Reproduce all of the listing below without alteration.
##############################
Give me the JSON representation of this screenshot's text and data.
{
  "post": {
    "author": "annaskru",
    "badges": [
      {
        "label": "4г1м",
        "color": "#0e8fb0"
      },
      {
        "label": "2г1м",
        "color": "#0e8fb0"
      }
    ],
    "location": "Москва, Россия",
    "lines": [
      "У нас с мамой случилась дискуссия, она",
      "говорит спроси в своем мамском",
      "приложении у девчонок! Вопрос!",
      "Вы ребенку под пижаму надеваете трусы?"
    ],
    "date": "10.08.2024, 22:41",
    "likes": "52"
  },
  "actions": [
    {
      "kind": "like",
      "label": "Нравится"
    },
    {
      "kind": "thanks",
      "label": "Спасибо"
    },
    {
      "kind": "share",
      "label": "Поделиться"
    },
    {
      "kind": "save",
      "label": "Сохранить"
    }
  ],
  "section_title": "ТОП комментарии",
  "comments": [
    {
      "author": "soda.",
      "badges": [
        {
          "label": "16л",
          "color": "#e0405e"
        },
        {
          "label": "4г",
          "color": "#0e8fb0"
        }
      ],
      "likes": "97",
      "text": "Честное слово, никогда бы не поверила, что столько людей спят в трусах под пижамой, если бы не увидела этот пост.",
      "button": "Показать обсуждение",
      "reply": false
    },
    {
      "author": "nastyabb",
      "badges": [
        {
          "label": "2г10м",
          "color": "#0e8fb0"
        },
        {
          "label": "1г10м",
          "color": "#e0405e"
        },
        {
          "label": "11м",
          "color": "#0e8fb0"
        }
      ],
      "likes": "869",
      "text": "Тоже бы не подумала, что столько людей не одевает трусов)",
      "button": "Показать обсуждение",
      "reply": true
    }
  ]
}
##############################
§ The output
Give me the JSON representation of this screenshot's text and data.
{
  "post": {
    "author": "annaskru",
    "badges": [
      {
        "label": "4г1м",
        "color": "#0e8fb0"
      },
      {
        "label": "2г1м",
        "color": "#0e8fb0"
      }
    ],
    "location": "Москва, Россия",
    "lines": [
      "У нас с мамой случилась дискуссия, она",
      "говорит спроси в своем мамском",
      "приложении у девчонок! Вопрос!",
      "Вы ребенку под пижаму надеваете трусы?"
    ],
    "date": "10.08.2024, 22:41",
    "likes": "52"
  },
  "actions": [
    {
      "kind": "like",
      "label": "Нравится"
    },
    {
      "kind": "thanks",
      "label": "Спасибо"
    },
    {
      "kind": "share",
      "label": "Поделиться"
    },
    {
      "kind": "save",
      "label": "Сохранить"
    }
  ],
  "section_title": "ТОП комментарии",
  "comments": [
    {
      "author": "soda.",
      "badges": [
        {
          "label": "16л",
          "color": "#e0405e"
        },
        {
          "label": "4г",
          "color": "#0e8fb0"
        }
      ],
      "likes": "97",
      "text": "Честное слово, никогда бы не поверила, что столько людей спят в трусах под пижамой, если бы не увидела этот пост.",
      "button": "Показать обсуждение",
      "reply": false
    },
    {
      "author": "nastyabb",
      "badges": [
        {
          "label": "2г10м",
          "color": "#0e8fb0"
        },
        {
          "label": "1г10м",
          "color": "#e0405e"
        },
        {
          "label": "11м",
          "color": "#0e8fb0"
        }
      ],
      "likes": "869",
      "text": "Тоже бы не подумала, что столько людей не одевает трусов)",
      "button": "Показать обсуждение",
      "reply": true
    }
  ]
}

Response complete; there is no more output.